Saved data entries
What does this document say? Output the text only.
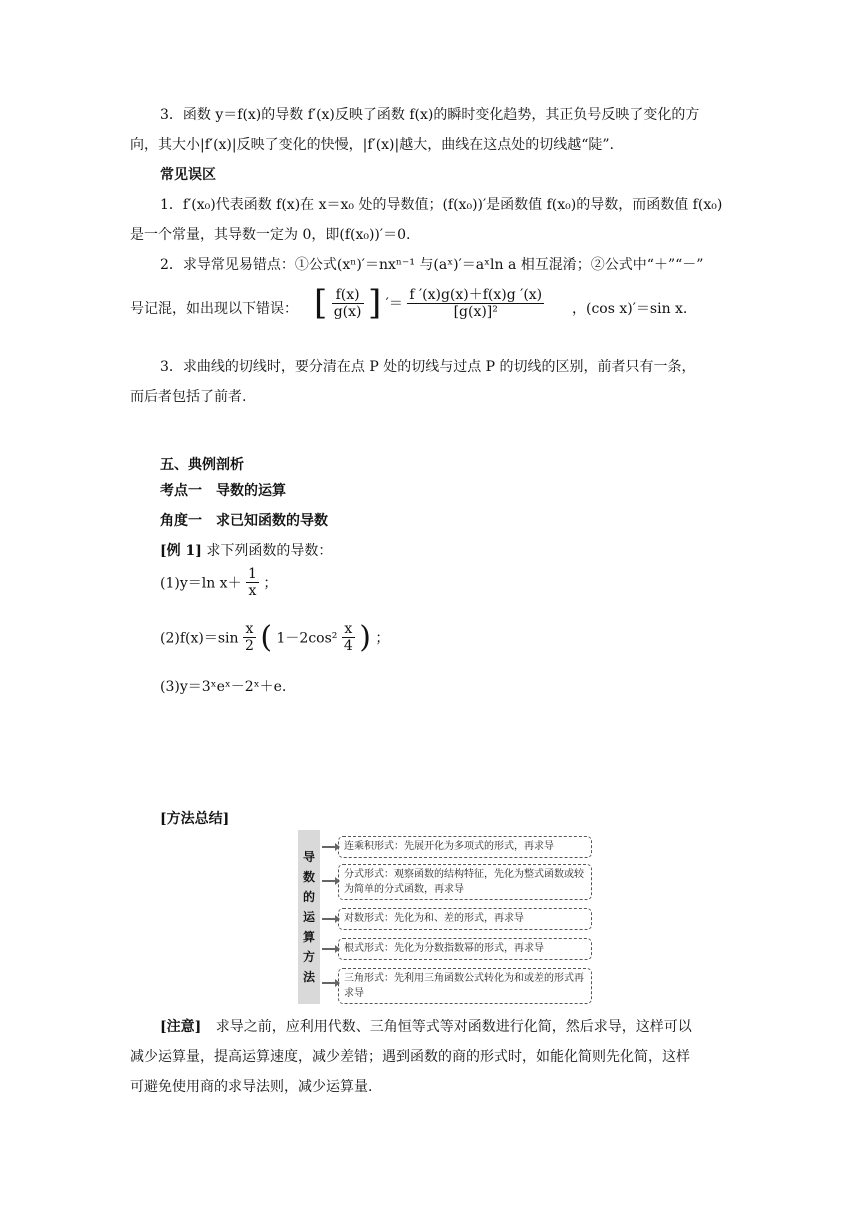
3．函数 y＝f(x)的导数 f′(x)反映了函数 f(x)的瞬时变化趋势，其正负号反映了变化的方
向，其大小|f′(x)|反映了变化的快慢，|f′(x)|越大，曲线在这点处的切线越“陡”.
常见误区
1．f′(x₀)代表函数 f(x)在 x＝x₀ 处的导数值；(f(x₀))′是函数值 f(x₀)的导数，而函数值 f(x₀)
是一个常量，其导数一定为 0，即(f(x₀))′＝0.
2．求导常见易错点：①公式(xⁿ)′＝nxⁿ⁻¹ 与(aˣ)′＝aˣln a 相互混淆；②公式中“＋”“－”
号记混，如出现以下错误： [ $\frac{f(x)}{g(x)}$ ] ′＝ $\frac{f '(x)g(x)+f(x)g '(x)}{\text{[g(x)]²}}$ ，(cos x)′＝sin x.
3．求曲线的切线时，要分清在点 P 处的切线与过点 P 的切线的区别，前者只有一条，
而后者包括了前者.
五、典例剖析
考点一　导数的运算
角度一　求已知函数的导数
[例 1] 求下列函数的导数：
(1)y＝ln $x+ \frac{1}{x}$ ；
$(2)f(x)=\sin \frac{x}{2}$ ( $1-2\cos^2 \frac{x}{4}$ ) ；
(3)y＝3ˣeˣ－2ˣ＋e.
[方法总结]
导
数
的
运
算
方
法
连乘积形式：先展开化为多项式的形式，再求导
分式形式：观察函数的结构特征，先化为整式函数或较为简单的分式函数，再求导
对数形式：先化为和、差的形式，再求导
根式形式：先化为分数指数幂的形式，再求导
三角形式：先利用三角函数公式转化为和或差的形式再求导
[注意] 求导之前，应利用代数、三角恒等式等对函数进行化简，然后求导，这样可以
减少运算量，提高运算速度，减少差错；遇到函数的商的形式时，如能化简则先化简，这样
可避免使用商的求导法则，减少运算量.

• _What to do_: Leave every image out, and retype the material exactly.

• _The output_:
What does this document say? Output the text only.
3．函数 y＝f(x)的导数 f′(x)反映了函数 f(x)的瞬时变化趋势，其正负号反映了变化的方
向，其大小|f′(x)|反映了变化的快慢，|f′(x)|越大，曲线在这点处的切线越“陡”.
常见误区
1．f′(x₀)代表函数 f(x)在 x＝x₀ 处的导数值；(f(x₀))′是函数值 f(x₀)的导数，而函数值 f(x₀)
是一个常量，其导数一定为 0，即(f(x₀))′＝0.
2．求导常见易错点：①公式(xⁿ)′＝nxⁿ⁻¹ 与(aˣ)′＝aˣln a 相互混淆；②公式中“＋”“－”
号记混，如出现以下错误： [ $\frac{f(x)}{g(x)}$ ] ′＝ $\frac{f '(x)g(x)+f(x)g '(x)}{\text{[g(x)]²}}$ ，(cos x)′＝sin x.
3．求曲线的切线时，要分清在点 P 处的切线与过点 P 的切线的区别，前者只有一条，
而后者包括了前者.
五、典例剖析
考点一　导数的运算
角度一　求已知函数的导数
[例 1] 求下列函数的导数：
(1)y＝ln $x+ \frac{1}{x}$ ；
$(2)f(x)=\sin \frac{x}{2}$ ( $1-2\cos^2 \frac{x}{4}$ ) ；
(3)y＝3ˣeˣ－2ˣ＋e.
[方法总结]
导
数
的
运
算
方
法
连乘积形式：先展开化为多项式的形式，再求导
分式形式：观察函数的结构特征，先化为整式函数或较为简单的分式函数，再求导
对数形式：先化为和、差的形式，再求导
根式形式：先化为分数指数幂的形式，再求导
三角形式：先利用三角函数公式转化为和或差的形式再求导
[注意] 求导之前，应利用代数、三角恒等式等对函数进行化简，然后求导，这样可以
减少运算量，提高运算速度，减少差错；遇到函数的商的形式时，如能化简则先化简，这样
可避免使用商的求导法则，减少运算量.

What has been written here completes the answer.